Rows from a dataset
++++

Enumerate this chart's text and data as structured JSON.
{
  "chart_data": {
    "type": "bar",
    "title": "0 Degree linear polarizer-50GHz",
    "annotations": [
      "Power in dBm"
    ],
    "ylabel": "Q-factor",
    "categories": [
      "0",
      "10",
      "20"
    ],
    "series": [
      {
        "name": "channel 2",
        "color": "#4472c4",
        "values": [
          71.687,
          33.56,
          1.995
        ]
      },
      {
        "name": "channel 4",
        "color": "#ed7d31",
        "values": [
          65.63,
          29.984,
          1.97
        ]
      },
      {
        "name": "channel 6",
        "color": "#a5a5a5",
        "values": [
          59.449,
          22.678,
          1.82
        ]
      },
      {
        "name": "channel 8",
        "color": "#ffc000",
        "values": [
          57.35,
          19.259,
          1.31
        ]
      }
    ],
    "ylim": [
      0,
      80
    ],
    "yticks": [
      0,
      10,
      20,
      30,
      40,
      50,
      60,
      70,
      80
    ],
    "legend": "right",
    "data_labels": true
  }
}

++++

__EXERCISE AIM__:
Extract every line above exactly as it stands.

__FINAL RESULT__:
Enumerate this chart's text and data as structured JSON.
{
  "chart_data": {
    "type": "bar",
    "title": "0 Degree linear polarizer-50GHz",
    "annotations": [
      "Power in dBm"
    ],
    "ylabel": "Q-factor",
    "categories": [
      "0",
      "10",
      "20"
    ],
    "series": [
      {
        "name": "channel 2",
        "color": "#4472c4",
        "values": [
          71.687,
          33.56,
          1.995
        ]
      },
      {
        "name": "channel 4",
        "color": "#ed7d31",
        "values": [
          65.63,
          29.984,
          1.97
        ]
      },
      {
        "name": "channel 6",
        "color": "#a5a5a5",
        "values": [
          59.449,
          22.678,
          1.82
        ]
      },
      {
        "name": "channel 8",
        "color": "#ffc000",
        "values": [
          57.35,
          19.259,
          1.31
        ]
      }
    ],
    "ylim": [
      0,
      80
    ],
    "yticks": [
      0,
      10,
      20,
      30,
      40,
      50,
      60,
      70,
      80
    ],
    "legend": "right",
    "data_labels": true
  }
}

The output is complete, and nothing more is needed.